# Aim
Identify and pull out each line of the entries in which "JSON" occurs.

Collected data entries:

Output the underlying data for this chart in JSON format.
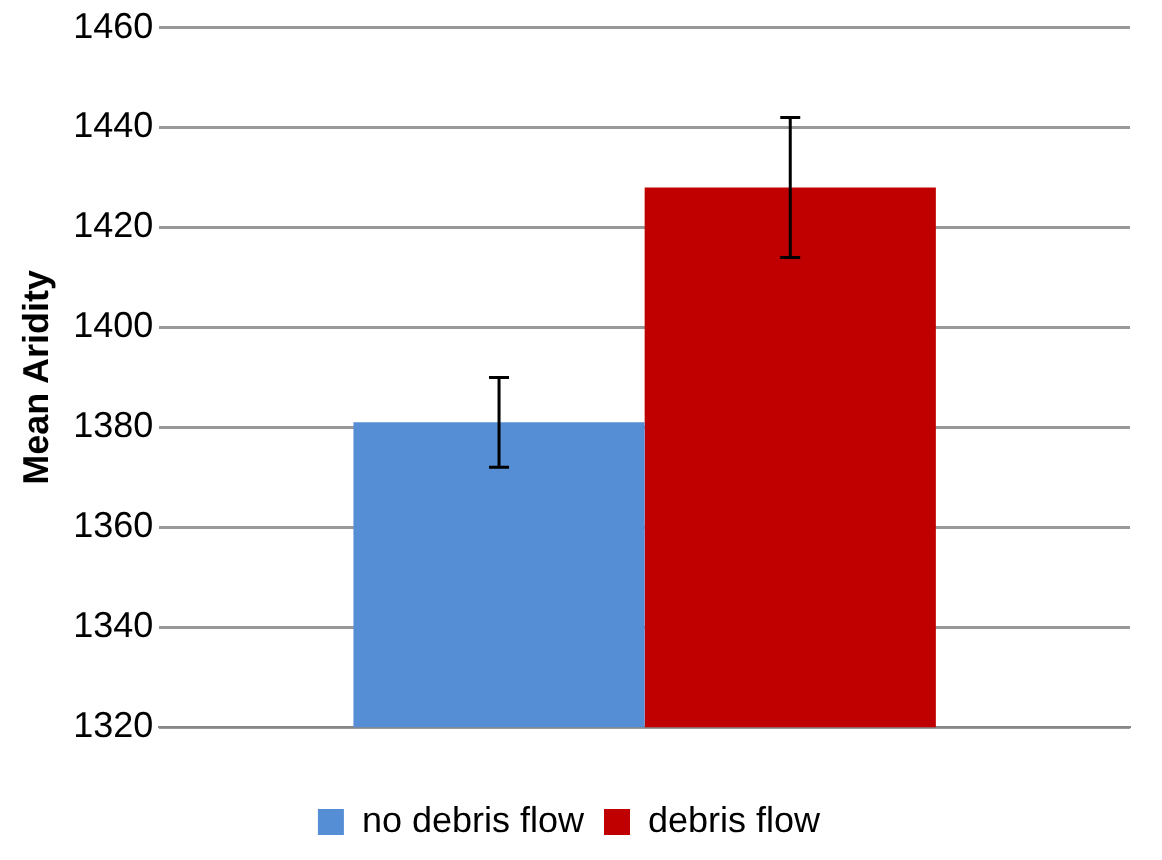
{
  "chart_data": {
    "type": "bar",
    "ylabel": "Mean Aridity",
    "categories": [
      null
    ],
    "series": [
      {
        "name": "no debris flow",
        "color": "#558ed5",
        "values": [
          1381
        ],
        "errors": [
          9
        ]
      },
      {
        "name": "debris flow",
        "color": "#c00000",
        "values": [
          1428
        ],
        "errors": [
          14
        ]
      }
    ],
    "ylim": [
      1320,
      1460
    ],
    "yticks": [
      1320,
      1340,
      1360,
      1380,
      1400,
      1420,
      1440,
      1460
    ],
    "grid": "y",
    "legend": "bottom"
  }
}
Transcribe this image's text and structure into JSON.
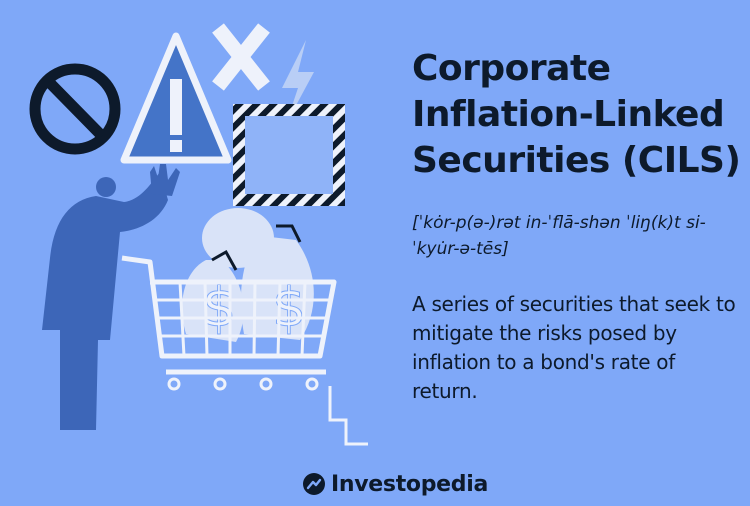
{
  "header": {
    "title": "Corporate Inflation-Linked Securities (CILS)"
  },
  "pronunciation": "[ˈkȯr-p(ə-)rət in-ˈflā-shən ˈliŋ(k)t si-ˈkyu̇r-ə-tēs]",
  "definition": "A series of securities that seek to mitigate the risks posed by inflation to a bond's rate of return.",
  "brand": {
    "name": "Investopedia",
    "icon": "investopedia-logo-icon"
  },
  "illustration": {
    "icons": [
      "no-entry-icon",
      "warning-triangle-icon",
      "x-mark-icon",
      "lightning-bolt-icon",
      "hazard-frame-icon",
      "person-figure",
      "shopping-cart-icon",
      "money-bag-icon"
    ],
    "colors": {
      "background": "#7fa8f8",
      "dark_blue": "#0d1a2b",
      "figure_blue": "#3d66b8",
      "light": "#eef2fb"
    }
  }
}
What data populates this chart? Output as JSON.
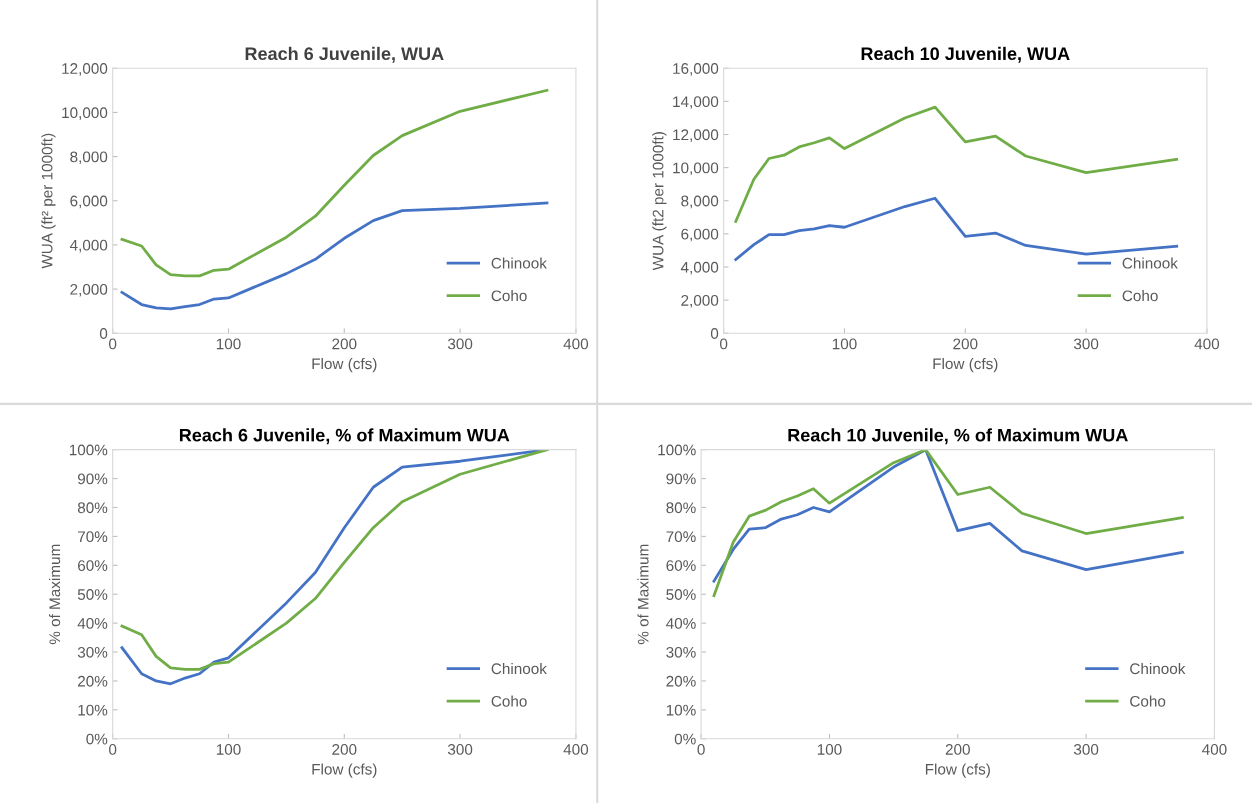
{
  "chart_data": [
    {
      "type": "line",
      "title": "Reach 6 Juvenile, WUA",
      "xlabel": "Flow (cfs)",
      "ylabel": "WUA (ft² per 1000ft)",
      "x": [
        8,
        25,
        37.5,
        50,
        62.5,
        75,
        87.5,
        100,
        150,
        175,
        200,
        225,
        250,
        300,
        375
      ],
      "xlim": [
        0,
        400
      ],
      "xticks": [
        0,
        100,
        200,
        300,
        400
      ],
      "ylim": [
        0,
        12000
      ],
      "yticks": [
        0,
        {
          "value": 2000,
          "label": "2,000"
        },
        {
          "value": 4000,
          "label": "4,000"
        },
        {
          "value": 6000,
          "label": "6,000"
        },
        {
          "value": 8000,
          "label": "8,000"
        },
        {
          "value": 10000,
          "label": "10,000"
        },
        {
          "value": 12000,
          "label": "12,000"
        }
      ],
      "legend": "bottom right",
      "grid": false,
      "series": [
        {
          "name": "Chinook",
          "color": "#4472c4",
          "values": [
            1850,
            1300,
            1150,
            1100,
            1200,
            1300,
            1550,
            1600,
            2700,
            3350,
            4300,
            5100,
            5550,
            5650,
            5900
          ]
        },
        {
          "name": "Coho",
          "color": "#70ad47",
          "values": [
            4250,
            3950,
            3100,
            2650,
            2600,
            2600,
            2850,
            2900,
            4350,
            5300,
            6700,
            8050,
            8950,
            10050,
            11000
          ]
        }
      ]
    },
    {
      "type": "line",
      "title": "Reach 10 Juvenile, WUA",
      "xlabel": "Flow (cfs)",
      "ylabel": "WUA (ft2 per 1000ft)",
      "x": [
        10,
        25,
        37.5,
        50,
        62.5,
        75,
        87.5,
        100,
        150,
        175,
        200,
        225,
        250,
        300,
        375
      ],
      "xlim": [
        0,
        400
      ],
      "xticks": [
        0,
        100,
        200,
        300,
        400
      ],
      "ylim": [
        0,
        16000
      ],
      "yticks": [
        0,
        {
          "value": 2000,
          "label": "2,000"
        },
        {
          "value": 4000,
          "label": "4,000"
        },
        {
          "value": 6000,
          "label": "6,000"
        },
        {
          "value": 8000,
          "label": "8,000"
        },
        {
          "value": 10000,
          "label": "10,000"
        },
        {
          "value": 12000,
          "label": "12,000"
        },
        {
          "value": 14000,
          "label": "14,000"
        },
        {
          "value": 16000,
          "label": "16,000"
        }
      ],
      "legend": "bottom right",
      "grid": false,
      "series": [
        {
          "name": "Chinook",
          "color": "#4472c4",
          "values": [
            4450,
            5350,
            5950,
            5950,
            6200,
            6300,
            6500,
            6400,
            7650,
            8150,
            5850,
            6050,
            5300,
            4780,
            5250
          ]
        },
        {
          "name": "Coho",
          "color": "#70ad47",
          "values": [
            6750,
            9300,
            10550,
            10750,
            11250,
            11500,
            11800,
            11150,
            13000,
            13650,
            11550,
            11900,
            10700,
            9700,
            10500
          ]
        }
      ]
    },
    {
      "type": "line",
      "title": "Reach 6 Juvenile, % of Maximum WUA",
      "xlabel": "Flow (cfs)",
      "ylabel": "% of Maximum",
      "x": [
        8,
        25,
        37.5,
        50,
        62.5,
        75,
        87.5,
        100,
        150,
        175,
        200,
        225,
        250,
        300,
        375
      ],
      "xlim": [
        0,
        400
      ],
      "xticks": [
        0,
        100,
        200,
        300,
        400
      ],
      "ylim": [
        0,
        100
      ],
      "yticks": [
        {
          "value": 0,
          "label": "0%"
        },
        {
          "value": 10,
          "label": "10%"
        },
        {
          "value": 20,
          "label": "20%"
        },
        {
          "value": 30,
          "label": "30%"
        },
        {
          "value": 40,
          "label": "40%"
        },
        {
          "value": 50,
          "label": "50%"
        },
        {
          "value": 60,
          "label": "60%"
        },
        {
          "value": 70,
          "label": "70%"
        },
        {
          "value": 80,
          "label": "80%"
        },
        {
          "value": 90,
          "label": "90%"
        },
        {
          "value": 100,
          "label": "100%"
        }
      ],
      "legend": "bottom right",
      "grid": false,
      "series": [
        {
          "name": "Chinook",
          "color": "#4472c4",
          "values": [
            31.5,
            22.5,
            20,
            19,
            21,
            22.5,
            26.5,
            28,
            47,
            57.5,
            73,
            87,
            94,
            96,
            100
          ]
        },
        {
          "name": "Coho",
          "color": "#70ad47",
          "values": [
            39,
            36,
            28.5,
            24.5,
            24,
            24,
            26,
            26.5,
            40,
            48.5,
            61,
            73,
            82,
            91.5,
            100
          ]
        }
      ]
    },
    {
      "type": "line",
      "title": "Reach 10 Juvenile, % of Maximum WUA",
      "xlabel": "Flow (cfs)",
      "ylabel": "% of Maximum",
      "x": [
        10,
        25,
        37.5,
        50,
        62.5,
        75,
        87.5,
        100,
        150,
        175,
        200,
        225,
        250,
        300,
        375
      ],
      "xlim": [
        0,
        400
      ],
      "xticks": [
        0,
        100,
        200,
        300,
        400
      ],
      "ylim": [
        0,
        100
      ],
      "yticks": [
        {
          "value": 0,
          "label": "0%"
        },
        {
          "value": 10,
          "label": "10%"
        },
        {
          "value": 20,
          "label": "20%"
        },
        {
          "value": 30,
          "label": "30%"
        },
        {
          "value": 40,
          "label": "40%"
        },
        {
          "value": 50,
          "label": "50%"
        },
        {
          "value": 60,
          "label": "60%"
        },
        {
          "value": 70,
          "label": "70%"
        },
        {
          "value": 80,
          "label": "80%"
        },
        {
          "value": 90,
          "label": "90%"
        },
        {
          "value": 100,
          "label": "100%"
        }
      ],
      "legend": "bottom right",
      "grid": false,
      "series": [
        {
          "name": "Chinook",
          "color": "#4472c4",
          "values": [
            54.5,
            65.5,
            72.5,
            73,
            76,
            77.5,
            80,
            78.5,
            94,
            100,
            72,
            74.5,
            65,
            58.5,
            64.5
          ]
        },
        {
          "name": "Coho",
          "color": "#70ad47",
          "values": [
            49.5,
            68,
            77,
            79,
            82,
            84,
            86.5,
            81.5,
            95.5,
            100,
            84.5,
            87,
            78,
            71,
            76.5
          ]
        }
      ]
    }
  ]
}
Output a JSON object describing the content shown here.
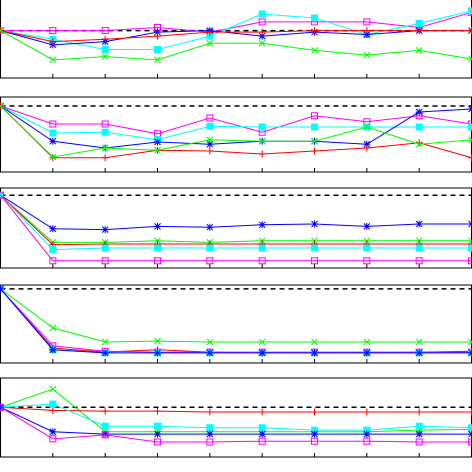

# Solution to this problem
Output the underlying data for this chart in JSON format.
Transcribe this image's text and structure into JSON.
What data populates this chart? Output as JSON.
Output a JSON object describing the content shown here.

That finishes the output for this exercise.